##### Data extracts #####

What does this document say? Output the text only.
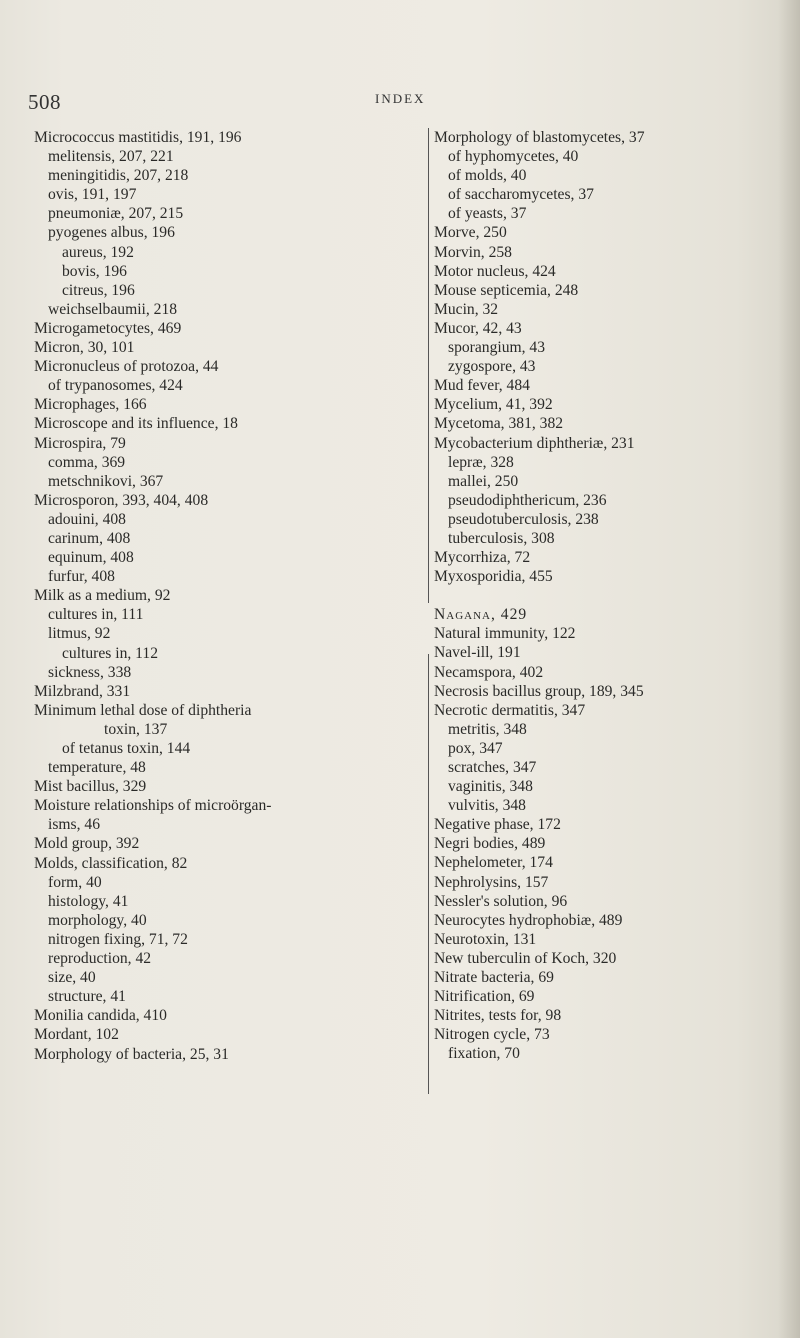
508	INDEX
Micrococcus mastitidis, 191, 196
melitensis, 207, 221
meningitidis, 207, 218
ovis, 191, 197
pneumoniæ, 207, 215
pyogenes albus, 196
aureus, 192
bovis, 196
citreus, 196
weichselbaumii, 218
Microgametocytes, 469
Micron, 30, 101
Micronucleus of protozoa, 44
of trypanosomes, 424
Microphages, 166
Microscope and its influence, 18
Microspira, 79
comma, 369
metschnikovi, 367
Microsporon, 393, 404, 408
adouini, 408
carinum, 408
equinum, 408
furfur, 408
Milk as a medium, 92
cultures in, 111
litmus, 92
cultures in, 112
sickness, 338
Milzbrand, 331
Minimum lethal dose of diphtheria
toxin, 137
of tetanus toxin, 144
temperature, 48
Mist bacillus, 329
Moisture relationships of microörgan-
isms, 46
Mold group, 392
Molds, classification, 82
form, 40
histology, 41
morphology, 40
nitrogen fixing, 71, 72
reproduction, 42
size, 40
structure, 41
Monilia candida, 410
Mordant, 102
Morphology of bacteria, 25, 31
Morphology of blastomycetes, 37
of hyphomycetes, 40
of molds, 40
of saccharomycetes, 37
of yeasts, 37
Morve, 250
Morvin, 258
Motor nucleus, 424
Mouse septicemia, 248
Mucin, 32
Mucor, 42, 43
sporangium, 43
zygospore, 43
Mud fever, 484
Mycelium, 41, 392
Mycetoma, 381, 382
Mycobacterium diphtheriæ, 231
lepræ, 328
mallei, 250
pseudodiphthericum, 236
pseudotuberculosis, 238
tuberculosis, 308
Mycorrhiza, 72
Myxosporidia, 455
Nagana, 429
Natural immunity, 122
Navel-ill, 191
Necamspora, 402
Necrosis bacillus group, 189, 345
Necrotic dermatitis, 347
metritis, 348
pox, 347
scratches, 347
vaginitis, 348
vulvitis, 348
Negative phase, 172
Negri bodies, 489
Nephelometer, 174
Nephrolysins, 157
Nessler's solution, 96
Neurocytes hydrophobiæ, 489
Neurotoxin, 131
New tuberculin of Koch, 320
Nitrate bacteria, 69
Nitrification, 69
Nitrites, tests for, 98
Nitrogen cycle, 73
fixation, 70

#####

• Work item
Everything in the material goes into the copy exactly, except the images.

• Result of this task
What does this document say? Output the text only.
508	INDEX
Micrococcus mastitidis, 191, 196
melitensis, 207, 221
meningitidis, 207, 218
ovis, 191, 197
pneumoniæ, 207, 215
pyogenes albus, 196
aureus, 192
bovis, 196
citreus, 196
weichselbaumii, 218
Microgametocytes, 469
Micron, 30, 101
Micronucleus of protozoa, 44
of trypanosomes, 424
Microphages, 166
Microscope and its influence, 18
Microspira, 79
comma, 369
metschnikovi, 367
Microsporon, 393, 404, 408
adouini, 408
carinum, 408
equinum, 408
furfur, 408
Milk as a medium, 92
cultures in, 111
litmus, 92
cultures in, 112
sickness, 338
Milzbrand, 331
Minimum lethal dose of diphtheria
toxin, 137
of tetanus toxin, 144
temperature, 48
Mist bacillus, 329
Moisture relationships of microörgan-
isms, 46
Mold group, 392
Molds, classification, 82
form, 40
histology, 41
morphology, 40
nitrogen fixing, 71, 72
reproduction, 42
size, 40
structure, 41
Monilia candida, 410
Mordant, 102
Morphology of bacteria, 25, 31
Morphology of blastomycetes, 37
of hyphomycetes, 40
of molds, 40
of saccharomycetes, 37
of yeasts, 37
Morve, 250
Morvin, 258
Motor nucleus, 424
Mouse septicemia, 248
Mucin, 32
Mucor, 42, 43
sporangium, 43
zygospore, 43
Mud fever, 484
Mycelium, 41, 392
Mycetoma, 381, 382
Mycobacterium diphtheriæ, 231
lepræ, 328
mallei, 250
pseudodiphthericum, 236
pseudotuberculosis, 238
tuberculosis, 308
Mycorrhiza, 72
Myxosporidia, 455
Nagana, 429
Natural immunity, 122
Navel-ill, 191
Necamspora, 402
Necrosis bacillus group, 189, 345
Necrotic dermatitis, 347
metritis, 348
pox, 347
scratches, 347
vaginitis, 348
vulvitis, 348
Negative phase, 172
Negri bodies, 489
Nephelometer, 174
Nephrolysins, 157
Nessler's solution, 96
Neurocytes hydrophobiæ, 489
Neurotoxin, 131
New tuberculin of Koch, 320
Nitrate bacteria, 69
Nitrification, 69
Nitrites, tests for, 98
Nitrogen cycle, 73
fixation, 70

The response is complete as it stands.